- WHAT YOU SHOULD DO: Find how many lines contain the word "Drawdown" and state that number alone.

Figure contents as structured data
──────

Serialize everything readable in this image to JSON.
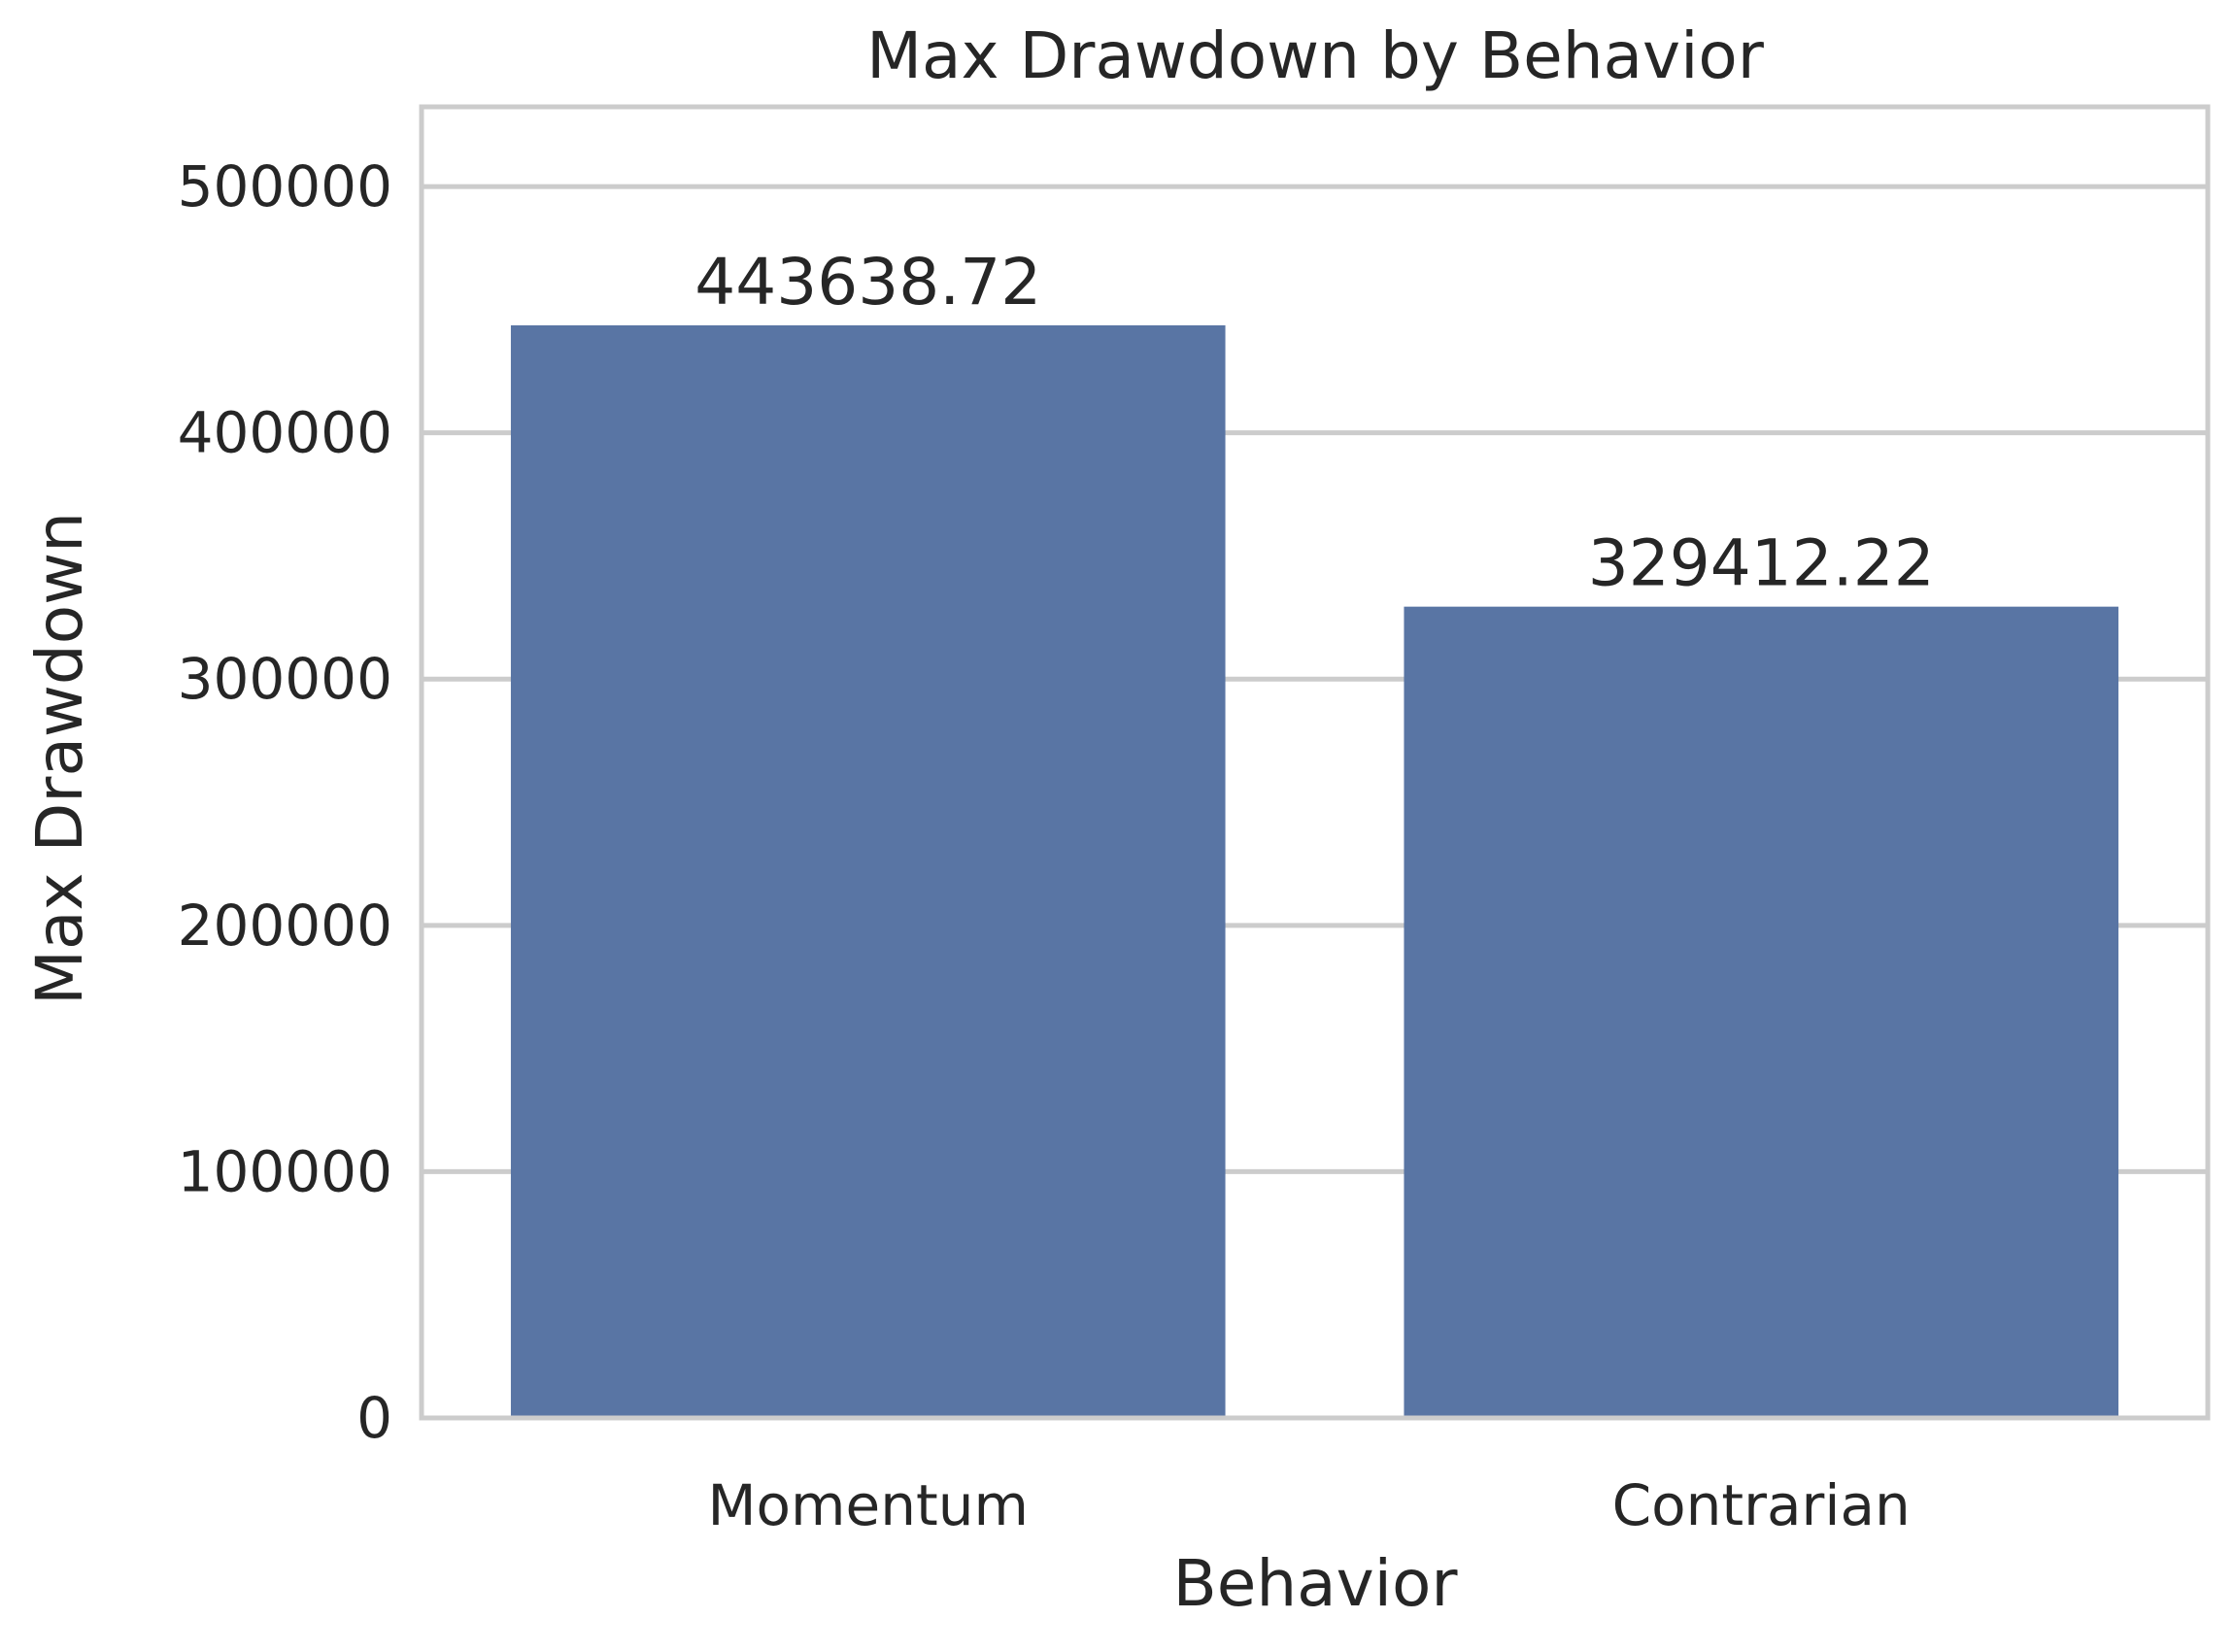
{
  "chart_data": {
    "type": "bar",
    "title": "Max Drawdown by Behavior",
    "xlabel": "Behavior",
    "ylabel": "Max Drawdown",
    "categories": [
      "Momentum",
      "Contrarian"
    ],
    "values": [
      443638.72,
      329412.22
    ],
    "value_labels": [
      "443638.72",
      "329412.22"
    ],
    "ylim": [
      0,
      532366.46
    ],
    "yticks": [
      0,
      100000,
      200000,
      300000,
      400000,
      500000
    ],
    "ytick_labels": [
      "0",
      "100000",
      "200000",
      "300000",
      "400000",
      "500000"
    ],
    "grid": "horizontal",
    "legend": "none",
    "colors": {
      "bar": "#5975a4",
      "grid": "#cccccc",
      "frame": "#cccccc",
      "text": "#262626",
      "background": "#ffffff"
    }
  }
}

──────

- FULL SOLUTION: 2